◆ STATED TASK ◆
All the data should be repeated exactly. Any image in it is left out.

Data entries:
+---+

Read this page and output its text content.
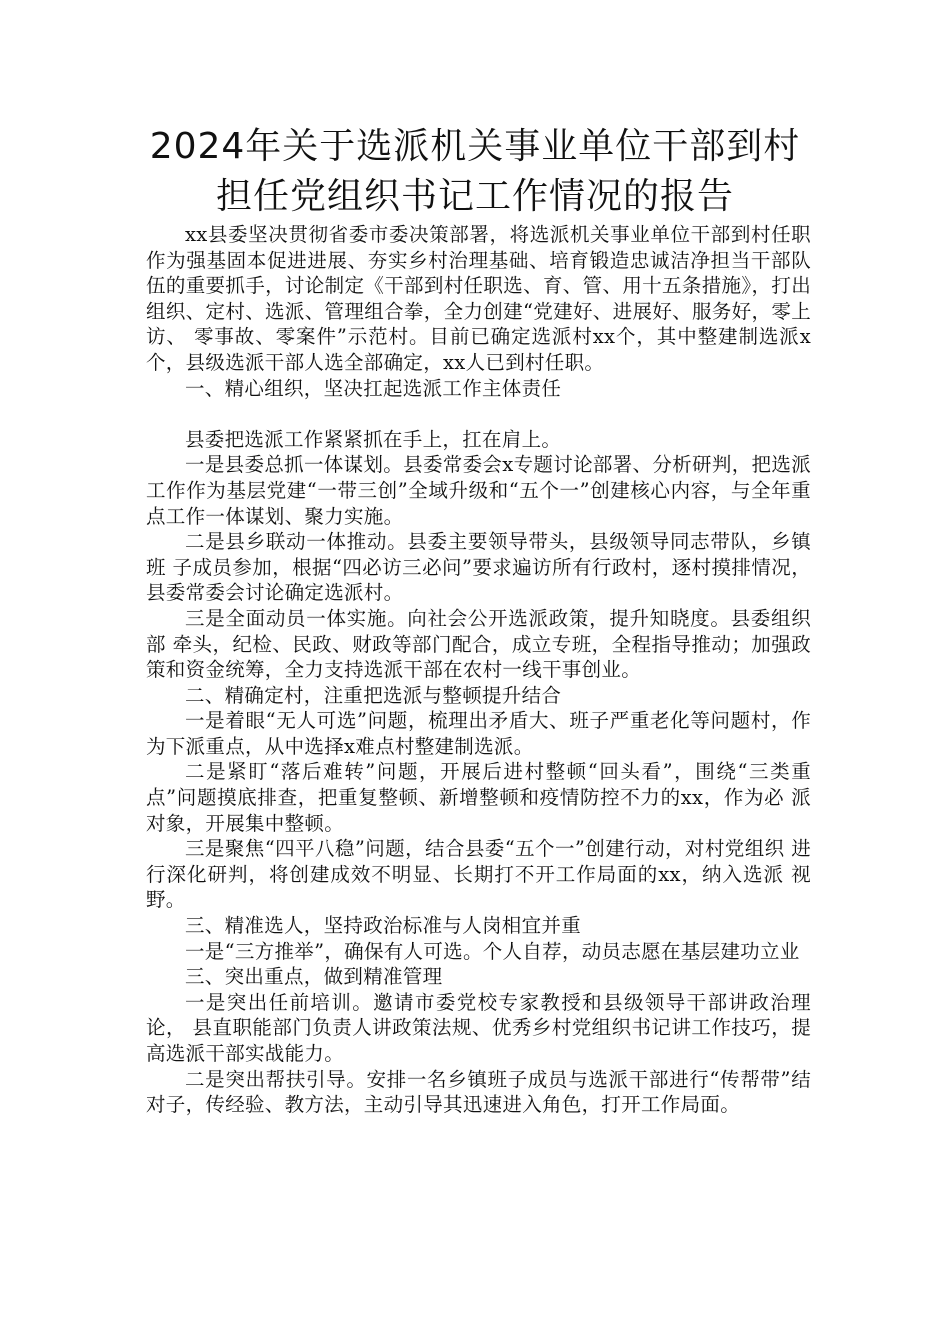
2024年关于选派机关事业单位干部到村
担任党组织书记工作情况的报告

xx县委坚决贯彻省委市委决策部署，将选派机关事业单位干部到村任职作为强基固本促进进展、夯实乡村治理基础、培育锻造忠诚洁净担当干部队伍的重要抓手，讨论制定《干部到村任职选、育、管、用十五条措施》，打出组织、定村、选派、管理组合拳，全力创建“党建好、进展好、服务好，零上访、 零事故、零案件”示范村。目前已确定选派村xx个，其中整建制选派x个，县级选派干部人选全部确定，xx人已到村任职。

一、精心组织，坚决扛起选派工作主体责任

县委把选派工作紧紧抓在手上，扛在肩上。

一是县委总抓一体谋划。县委常委会x专题讨论部署、分析研判，把选派 工作作为基层党建“一带三创”全域升级和“五个一”创建核心内容，与全年重点工作一体谋划、聚力实施。

二是县乡联动一体推动。县委主要领导带头，县级领导同志带队，乡镇班 子成员参加，根据“四必访三必问”要求遍访所有行政村，逐村摸排情况，县委常委会讨论确定选派村。

三是全面动员一体实施。向社会公开选派政策，提升知晓度。县委组织部 牵头，纪检、民政、财政等部门配合，成立专班，全程指导推动；加强政策和资金统筹，全力支持选派干部在农村一线干事创业。

二、精确定村，注重把选派与整顿提升结合

一是着眼“无人可选”问题，梳理出矛盾大、班子严重老化等问题村，作 为下派重点，从中选择x难点村整建制选派。

二是紧盯“落后难转”问题，开展后进村整顿“回头看”，围绕“三类重 点”问题摸底排查，把重复整顿、新增整顿和疫情防控不力的xx，作为必 派对象，开展集中整顿。

三是聚焦“四平八稳”问题，结合县委“五个一”创建行动，对村党组织 进行深化研判，将创建成效不明显、长期打不开工作局面的xx，纳入选派 视野。

三、精准选人，坚持政治标准与人岗相宜并重

一是“三方推举”，确保有人可选。个人自荐，动员志愿在基层建功立业

三、突出重点，做到精准管理

一是突出任前培训。邀请市委党校专家教授和县级领导干部讲政治理论， 县直职能部门负责人讲政策法规、优秀乡村党组织书记讲工作技巧，提高选派干部实战能力。

二是突出帮扶引导。安排一名乡镇班子成员与选派干部进行“传帮带”结 对子，传经验、教方法，主动引导其迅速进入角色，打开工作局面。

+---+

◆ ANSWER BELOW ◆
Read this page and output its text content.
2024年关于选派机关事业单位干部到村
担任党组织书记工作情况的报告

xx县委坚决贯彻省委市委决策部署，将选派机关事业单位干部到村任职作为强基固本促进进展、夯实乡村治理基础、培育锻造忠诚洁净担当干部队伍的重要抓手，讨论制定《干部到村任职选、育、管、用十五条措施》，打出组织、定村、选派、管理组合拳，全力创建“党建好、进展好、服务好，零上访、 零事故、零案件”示范村。目前已确定选派村xx个，其中整建制选派x个，县级选派干部人选全部确定，xx人已到村任职。

一、精心组织，坚决扛起选派工作主体责任

县委把选派工作紧紧抓在手上，扛在肩上。

一是县委总抓一体谋划。县委常委会x专题讨论部署、分析研判，把选派 工作作为基层党建“一带三创”全域升级和“五个一”创建核心内容，与全年重点工作一体谋划、聚力实施。

二是县乡联动一体推动。县委主要领导带头，县级领导同志带队，乡镇班 子成员参加，根据“四必访三必问”要求遍访所有行政村，逐村摸排情况，县委常委会讨论确定选派村。

三是全面动员一体实施。向社会公开选派政策，提升知晓度。县委组织部 牵头，纪检、民政、财政等部门配合，成立专班，全程指导推动；加强政策和资金统筹，全力支持选派干部在农村一线干事创业。

二、精确定村，注重把选派与整顿提升结合

一是着眼“无人可选”问题，梳理出矛盾大、班子严重老化等问题村，作 为下派重点，从中选择x难点村整建制选派。

二是紧盯“落后难转”问题，开展后进村整顿“回头看”，围绕“三类重 点”问题摸底排查，把重复整顿、新增整顿和疫情防控不力的xx，作为必 派对象，开展集中整顿。

三是聚焦“四平八稳”问题，结合县委“五个一”创建行动，对村党组织 进行深化研判，将创建成效不明显、长期打不开工作局面的xx，纳入选派 视野。

三、精准选人，坚持政治标准与人岗相宜并重

一是“三方推举”，确保有人可选。个人自荐，动员志愿在基层建功立业

三、突出重点，做到精准管理

一是突出任前培训。邀请市委党校专家教授和县级领导干部讲政治理论， 县直职能部门负责人讲政策法规、优秀乡村党组织书记讲工作技巧，提高选派干部实战能力。

二是突出帮扶引导。安排一名乡镇班子成员与选派干部进行“传帮带”结 对子，传经验、教方法，主动引导其迅速进入角色，打开工作局面。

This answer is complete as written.